WHAT THE TASK REQUIRES: Omit any picture, and return the remaining data exactly as written.

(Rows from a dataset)
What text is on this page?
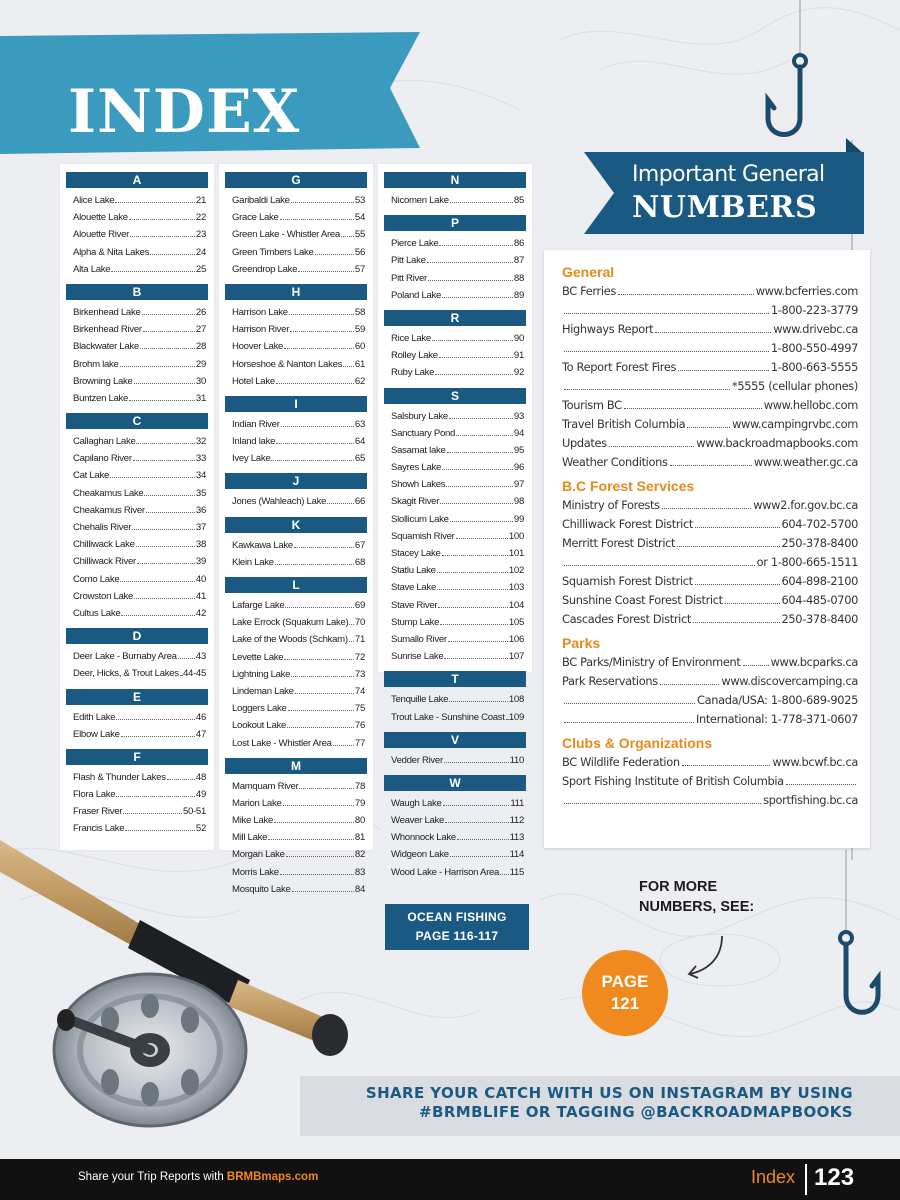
INDEX
A
Alice Lake	21
Alouette Lake	22
Alouette River	23
Alpha & Nita Lakes	24
Alta Lake	25
B
Birkenhead Lake	26
Birkenhead River	27
Blackwater Lake	28
Brohm lake	29
Browning Lake	30
Buntzen Lake	31
C
Callaghan Lake	32
Capilano River	33
Cat Lake	34
Cheakamus Lake	35
Cheakamus River	36
Chehalis River	37
Chilliwack Lake	38
Chilliwack River	39
Como Lake	40
Crowston Lake	41
Cultus Lake	42
D
Deer Lake - Burnaby Area 43
Deer, Hicks, & Trout Lakes 44-45
E
Edith Lake	46
Elbow Lake	47
F
Flash & Thunder Lakes	48
Flora Lake	49
Fraser River	50-51
Francis Lake	52
G
Garibaldi Lake	53
Grace Lake	54
Green Lake - Whistler Area 55
Green Timbers Lake	56
Greendrop Lake	57
H
Harrison Lake	58
Harrison River	59
Hoover Lake	60
Horseshoe & Nanton Lakes 61
Hotel Lake	62
I
Indian River	63
Inland lake	64
Ivey Lake	65
J
Jones (Wahleach) Lake	66
K
Kawkawa Lake	67
Klein Lake	68
L
Lafarge Lake	69
Lake Errock (Squakum Lake) 70
Lake of the Woods (Schkam) 71
Levette Lake	72
Lightning Lake	73
Lindeman Lake	74
Loggers Lake	75
Lookout Lake	76
Lost Lake - Whistler Area 77
M
Mamquam River	78
Marion Lake	79
Mike Lake	80
Mill Lake	81
Morgan Lake	82
Morris Lake	83
Mosquito Lake	84
N
Nicomen Lake	85
P
Pierce Lake	86
Pitt Lake	87
Pitt River	88
Poland Lake	89
R
Rice Lake	90
Rolley Lake	91
Ruby Lake	92
S
Salsbury Lake	93
Sanctuary Pond	94
Sasamat lake	95
Sayres Lake	96
Showh Lakes	97
Skagit River	98
Slollicum Lake	99
Squamish River	100
Stacey Lake	101
Statlu Lake	102
Stave Lake	103
Stave River	104
Stump Lake	105
Sumallo River	106
Sunrise Lake	107
T
Tenquille Lake	108
Trout Lake - Sunshine Coast 109
V
Vedder River	110
W
Waugh Lake	111
Weaver Lake	112
Whonnock Lake	113
Widgeon Lake	114
Wood Lake - Harrison Area 115
OCEAN FISHING
PAGE 116-117
Important General
NUMBERS
General
BC Ferries	www.bcferries.com
1-800-223-3779
Highways Report	www.drivebc.ca
1-800-550-4997
To Report Forest Fires	1-800-663-5555
*5555 (cellular phones)
Tourism BC	www.hellobc.com
Travel British Columbia	www.campingrvbc.com
Updates	www.backroadmapbooks.com
Weather Conditions	www.weather.gc.ca
B.C Forest Services
Ministry of Forests	www2.for.gov.bc.ca
Chilliwack Forest District	604-702-5700
Merritt Forest District	250-378-8400
or 1-800-665-1511
Squamish Forest District	604-898-2100
Sunshine Coast Forest District	604-485-0700
Cascades Forest District	250-378-8400
Parks
BC Parks/Ministry of Environment	www.bcparks.ca
Park Reservations	www.discovercamping.ca
Canada/USA: 1-800-689-9025
International: 1-778-371-0607
Clubs & Organizations
BC Wildlife Federation	www.bcwf.bc.ca
Sport Fishing Institute of British Columbia
sportfishing.bc.ca
FOR MORE
NUMBERS, SEE:
PAGE
121
SHARE YOUR CATCH WITH US ON INSTAGRAM BY USING
#BRMBLIFE OR TAGGING @BACKROADMAPBOOKS
Share your Trip Reports with BRMBmaps.com	Index 123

PROBLEM SOLUTION:
What text is on this page?
INDEX
A
Alice Lake	21
Alouette Lake	22
Alouette River	23
Alpha & Nita Lakes	24
Alta Lake	25
B
Birkenhead Lake	26
Birkenhead River	27
Blackwater Lake	28
Brohm lake	29
Browning Lake	30
Buntzen Lake	31
C
Callaghan Lake	32
Capilano River	33
Cat Lake	34
Cheakamus Lake	35
Cheakamus River	36
Chehalis River	37
Chilliwack Lake	38
Chilliwack River	39
Como Lake	40
Crowston Lake	41
Cultus Lake	42
D
Deer Lake - Burnaby Area 43
Deer, Hicks, & Trout Lakes 44-45
E
Edith Lake	46
Elbow Lake	47
F
Flash & Thunder Lakes	48
Flora Lake	49
Fraser River	50-51
Francis Lake	52
G
Garibaldi Lake	53
Grace Lake	54
Green Lake - Whistler Area 55
Green Timbers Lake	56
Greendrop Lake	57
H
Harrison Lake	58
Harrison River	59
Hoover Lake	60
Horseshoe & Nanton Lakes 61
Hotel Lake	62
I
Indian River	63
Inland lake	64
Ivey Lake	65
J
Jones (Wahleach) Lake	66
K
Kawkawa Lake	67
Klein Lake	68
L
Lafarge Lake	69
Lake Errock (Squakum Lake) 70
Lake of the Woods (Schkam) 71
Levette Lake	72
Lightning Lake	73
Lindeman Lake	74
Loggers Lake	75
Lookout Lake	76
Lost Lake - Whistler Area 77
M
Mamquam River	78
Marion Lake	79
Mike Lake	80
Mill Lake	81
Morgan Lake	82
Morris Lake	83
Mosquito Lake	84
N
Nicomen Lake	85
P
Pierce Lake	86
Pitt Lake	87
Pitt River	88
Poland Lake	89
R
Rice Lake	90
Rolley Lake	91
Ruby Lake	92
S
Salsbury Lake	93
Sanctuary Pond	94
Sasamat lake	95
Sayres Lake	96
Showh Lakes	97
Skagit River	98
Slollicum Lake	99
Squamish River	100
Stacey Lake	101
Statlu Lake	102
Stave Lake	103
Stave River	104
Stump Lake	105
Sumallo River	106
Sunrise Lake	107
T
Tenquille Lake	108
Trout Lake - Sunshine Coast 109
V
Vedder River	110
W
Waugh Lake	111
Weaver Lake	112
Whonnock Lake	113
Widgeon Lake	114
Wood Lake - Harrison Area 115
OCEAN FISHING
PAGE 116-117
Important General
NUMBERS
General
BC Ferries	www.bcferries.com
1-800-223-3779
Highways Report	www.drivebc.ca
1-800-550-4997
To Report Forest Fires	1-800-663-5555
*5555 (cellular phones)
Tourism BC	www.hellobc.com
Travel British Columbia	www.campingrvbc.com
Updates	www.backroadmapbooks.com
Weather Conditions	www.weather.gc.ca
B.C Forest Services
Ministry of Forests	www2.for.gov.bc.ca
Chilliwack Forest District	604-702-5700
Merritt Forest District	250-378-8400
or 1-800-665-1511
Squamish Forest District	604-898-2100
Sunshine Coast Forest District	604-485-0700
Cascades Forest District	250-378-8400
Parks
BC Parks/Ministry of Environment	www.bcparks.ca
Park Reservations	www.discovercamping.ca
Canada/USA: 1-800-689-9025
International: 1-778-371-0607
Clubs & Organizations
BC Wildlife Federation	www.bcwf.bc.ca
Sport Fishing Institute of British Columbia
sportfishing.bc.ca
FOR MORE
NUMBERS, SEE:
PAGE
121
SHARE YOUR CATCH WITH US ON INSTAGRAM BY USING
#BRMBLIFE OR TAGGING @BACKROADMAPBOOKS
Share your Trip Reports with BRMBmaps.com	Index 123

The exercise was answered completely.